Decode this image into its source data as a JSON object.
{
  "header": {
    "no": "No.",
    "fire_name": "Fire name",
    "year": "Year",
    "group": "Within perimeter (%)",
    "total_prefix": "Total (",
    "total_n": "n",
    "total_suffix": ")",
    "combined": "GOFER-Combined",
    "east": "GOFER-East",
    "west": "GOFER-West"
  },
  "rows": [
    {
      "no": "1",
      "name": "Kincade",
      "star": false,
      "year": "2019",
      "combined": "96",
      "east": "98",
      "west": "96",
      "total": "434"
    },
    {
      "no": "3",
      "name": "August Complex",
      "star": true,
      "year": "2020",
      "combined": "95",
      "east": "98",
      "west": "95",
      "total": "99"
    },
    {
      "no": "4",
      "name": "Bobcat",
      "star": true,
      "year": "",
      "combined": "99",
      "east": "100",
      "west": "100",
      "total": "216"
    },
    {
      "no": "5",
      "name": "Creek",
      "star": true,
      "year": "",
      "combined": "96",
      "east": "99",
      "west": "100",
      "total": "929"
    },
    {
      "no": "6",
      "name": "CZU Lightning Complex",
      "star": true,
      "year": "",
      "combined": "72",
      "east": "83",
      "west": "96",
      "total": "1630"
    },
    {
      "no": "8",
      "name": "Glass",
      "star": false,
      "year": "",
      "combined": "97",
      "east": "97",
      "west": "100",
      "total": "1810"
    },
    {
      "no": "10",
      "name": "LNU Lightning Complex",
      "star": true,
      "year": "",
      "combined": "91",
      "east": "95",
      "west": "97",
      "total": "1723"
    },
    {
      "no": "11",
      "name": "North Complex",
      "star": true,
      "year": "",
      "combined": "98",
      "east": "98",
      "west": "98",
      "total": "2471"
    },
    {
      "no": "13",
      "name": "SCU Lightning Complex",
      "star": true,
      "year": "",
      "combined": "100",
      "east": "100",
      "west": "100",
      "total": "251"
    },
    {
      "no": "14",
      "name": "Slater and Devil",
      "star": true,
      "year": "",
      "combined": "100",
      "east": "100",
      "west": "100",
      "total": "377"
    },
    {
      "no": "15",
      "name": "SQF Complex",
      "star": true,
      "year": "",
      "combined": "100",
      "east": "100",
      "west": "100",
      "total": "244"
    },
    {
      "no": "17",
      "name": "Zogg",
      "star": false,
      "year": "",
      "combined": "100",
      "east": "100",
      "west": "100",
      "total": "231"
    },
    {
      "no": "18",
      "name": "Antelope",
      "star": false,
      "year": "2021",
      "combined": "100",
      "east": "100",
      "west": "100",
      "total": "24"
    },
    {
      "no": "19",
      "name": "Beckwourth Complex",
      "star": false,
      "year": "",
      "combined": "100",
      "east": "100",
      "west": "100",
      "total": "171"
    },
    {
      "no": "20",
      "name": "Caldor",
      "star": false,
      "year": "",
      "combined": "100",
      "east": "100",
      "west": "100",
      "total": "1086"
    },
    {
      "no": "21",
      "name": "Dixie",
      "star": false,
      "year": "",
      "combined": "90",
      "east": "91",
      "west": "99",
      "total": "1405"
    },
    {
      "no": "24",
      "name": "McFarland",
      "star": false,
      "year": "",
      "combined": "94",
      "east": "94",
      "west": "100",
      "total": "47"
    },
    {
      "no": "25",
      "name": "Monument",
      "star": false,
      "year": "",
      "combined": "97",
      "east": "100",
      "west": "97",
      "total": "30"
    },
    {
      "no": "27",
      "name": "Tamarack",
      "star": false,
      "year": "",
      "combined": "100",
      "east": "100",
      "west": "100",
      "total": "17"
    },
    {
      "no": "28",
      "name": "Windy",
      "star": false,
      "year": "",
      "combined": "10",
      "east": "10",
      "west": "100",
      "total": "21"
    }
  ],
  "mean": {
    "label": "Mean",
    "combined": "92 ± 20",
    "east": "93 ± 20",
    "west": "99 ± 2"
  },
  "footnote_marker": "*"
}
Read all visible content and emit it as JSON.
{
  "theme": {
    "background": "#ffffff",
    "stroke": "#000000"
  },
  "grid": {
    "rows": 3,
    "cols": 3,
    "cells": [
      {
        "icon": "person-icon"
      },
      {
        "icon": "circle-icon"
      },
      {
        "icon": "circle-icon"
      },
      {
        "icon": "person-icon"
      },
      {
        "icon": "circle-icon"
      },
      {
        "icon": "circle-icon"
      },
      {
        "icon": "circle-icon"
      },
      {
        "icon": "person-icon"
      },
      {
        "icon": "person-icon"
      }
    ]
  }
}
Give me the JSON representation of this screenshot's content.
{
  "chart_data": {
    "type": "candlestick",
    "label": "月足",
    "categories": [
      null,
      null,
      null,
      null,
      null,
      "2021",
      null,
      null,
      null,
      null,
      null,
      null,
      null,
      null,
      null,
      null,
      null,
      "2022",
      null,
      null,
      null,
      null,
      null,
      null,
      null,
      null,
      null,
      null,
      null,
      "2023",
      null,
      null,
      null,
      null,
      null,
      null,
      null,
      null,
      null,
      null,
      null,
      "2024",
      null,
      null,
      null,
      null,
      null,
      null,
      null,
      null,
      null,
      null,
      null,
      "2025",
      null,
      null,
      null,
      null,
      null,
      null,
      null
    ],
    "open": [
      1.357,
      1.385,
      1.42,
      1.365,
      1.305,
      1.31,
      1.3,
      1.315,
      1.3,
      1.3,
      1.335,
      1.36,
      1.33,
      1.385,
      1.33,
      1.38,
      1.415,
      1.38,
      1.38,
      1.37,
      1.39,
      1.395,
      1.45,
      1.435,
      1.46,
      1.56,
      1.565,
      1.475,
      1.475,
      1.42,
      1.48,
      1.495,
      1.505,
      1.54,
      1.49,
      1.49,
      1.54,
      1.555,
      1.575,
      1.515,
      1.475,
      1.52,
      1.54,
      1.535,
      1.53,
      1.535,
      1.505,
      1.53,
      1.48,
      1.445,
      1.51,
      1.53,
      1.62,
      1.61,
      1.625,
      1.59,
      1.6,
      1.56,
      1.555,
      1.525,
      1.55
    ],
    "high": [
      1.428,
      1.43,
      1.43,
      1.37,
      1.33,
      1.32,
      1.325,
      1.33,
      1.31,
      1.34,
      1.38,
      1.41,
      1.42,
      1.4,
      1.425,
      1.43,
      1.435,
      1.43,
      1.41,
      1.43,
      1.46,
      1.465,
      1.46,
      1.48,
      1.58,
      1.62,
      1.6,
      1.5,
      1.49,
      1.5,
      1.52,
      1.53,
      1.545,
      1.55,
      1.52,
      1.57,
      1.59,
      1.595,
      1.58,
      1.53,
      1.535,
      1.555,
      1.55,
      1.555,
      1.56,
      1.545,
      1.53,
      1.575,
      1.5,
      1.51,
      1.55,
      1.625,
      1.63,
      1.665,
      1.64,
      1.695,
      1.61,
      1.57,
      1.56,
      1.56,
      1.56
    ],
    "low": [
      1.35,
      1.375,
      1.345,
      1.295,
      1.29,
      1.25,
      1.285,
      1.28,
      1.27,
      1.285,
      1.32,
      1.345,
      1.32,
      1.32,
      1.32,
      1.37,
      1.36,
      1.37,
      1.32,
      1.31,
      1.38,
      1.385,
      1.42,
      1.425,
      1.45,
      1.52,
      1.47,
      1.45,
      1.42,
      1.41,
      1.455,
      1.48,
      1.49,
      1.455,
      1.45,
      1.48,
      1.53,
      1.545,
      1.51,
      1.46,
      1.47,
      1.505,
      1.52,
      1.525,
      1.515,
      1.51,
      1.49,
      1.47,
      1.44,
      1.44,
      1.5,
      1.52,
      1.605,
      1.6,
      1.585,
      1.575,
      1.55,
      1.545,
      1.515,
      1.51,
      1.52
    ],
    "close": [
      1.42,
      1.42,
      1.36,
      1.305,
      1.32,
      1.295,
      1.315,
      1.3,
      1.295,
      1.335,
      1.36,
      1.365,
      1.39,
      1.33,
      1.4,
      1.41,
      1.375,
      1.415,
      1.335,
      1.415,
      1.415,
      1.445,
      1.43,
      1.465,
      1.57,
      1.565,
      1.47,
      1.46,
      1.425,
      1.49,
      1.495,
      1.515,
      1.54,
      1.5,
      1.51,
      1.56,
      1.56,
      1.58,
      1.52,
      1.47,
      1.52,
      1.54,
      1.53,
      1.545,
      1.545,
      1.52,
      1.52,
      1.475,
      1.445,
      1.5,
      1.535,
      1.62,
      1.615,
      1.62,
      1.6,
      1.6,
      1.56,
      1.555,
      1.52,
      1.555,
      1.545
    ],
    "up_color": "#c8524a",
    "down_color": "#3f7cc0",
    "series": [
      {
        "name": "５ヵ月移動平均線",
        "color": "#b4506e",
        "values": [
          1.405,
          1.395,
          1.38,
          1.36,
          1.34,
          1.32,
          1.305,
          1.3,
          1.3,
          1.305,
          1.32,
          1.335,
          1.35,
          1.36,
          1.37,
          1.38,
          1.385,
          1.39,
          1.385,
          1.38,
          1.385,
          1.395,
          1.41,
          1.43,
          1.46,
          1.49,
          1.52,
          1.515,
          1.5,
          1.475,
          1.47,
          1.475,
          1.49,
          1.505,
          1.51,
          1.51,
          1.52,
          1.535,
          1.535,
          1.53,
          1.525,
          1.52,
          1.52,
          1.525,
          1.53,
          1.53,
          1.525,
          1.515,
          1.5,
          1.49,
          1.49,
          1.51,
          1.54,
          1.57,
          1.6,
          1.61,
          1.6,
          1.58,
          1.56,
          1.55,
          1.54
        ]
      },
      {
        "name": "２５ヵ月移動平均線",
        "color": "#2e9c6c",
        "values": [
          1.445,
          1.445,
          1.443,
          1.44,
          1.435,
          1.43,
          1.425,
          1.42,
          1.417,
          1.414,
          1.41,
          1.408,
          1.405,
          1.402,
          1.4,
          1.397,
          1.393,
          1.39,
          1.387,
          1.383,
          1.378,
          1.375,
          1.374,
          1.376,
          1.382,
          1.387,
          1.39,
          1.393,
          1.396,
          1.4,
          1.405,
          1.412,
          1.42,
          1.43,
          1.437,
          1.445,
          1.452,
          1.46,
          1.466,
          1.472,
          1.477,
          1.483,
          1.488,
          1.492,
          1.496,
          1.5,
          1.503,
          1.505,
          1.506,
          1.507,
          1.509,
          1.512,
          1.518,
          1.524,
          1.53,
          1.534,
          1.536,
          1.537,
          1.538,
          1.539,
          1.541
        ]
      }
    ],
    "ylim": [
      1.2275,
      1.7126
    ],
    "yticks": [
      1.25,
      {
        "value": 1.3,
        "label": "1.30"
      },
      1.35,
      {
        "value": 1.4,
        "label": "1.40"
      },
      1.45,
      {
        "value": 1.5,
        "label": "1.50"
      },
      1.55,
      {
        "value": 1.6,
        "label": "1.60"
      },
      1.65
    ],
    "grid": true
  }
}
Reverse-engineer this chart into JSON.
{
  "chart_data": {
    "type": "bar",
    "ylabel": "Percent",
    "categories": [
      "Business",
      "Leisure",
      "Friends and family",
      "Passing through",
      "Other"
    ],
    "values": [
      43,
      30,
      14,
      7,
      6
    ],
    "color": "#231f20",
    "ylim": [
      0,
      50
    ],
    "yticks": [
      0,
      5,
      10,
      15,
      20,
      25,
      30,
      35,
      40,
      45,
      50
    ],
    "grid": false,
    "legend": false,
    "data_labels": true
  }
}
------------------------------------------------------------------------
**Your instructions:** Examine the listing and say how many of its lines contain the string "this". Give the number alone.

**Full output:** 3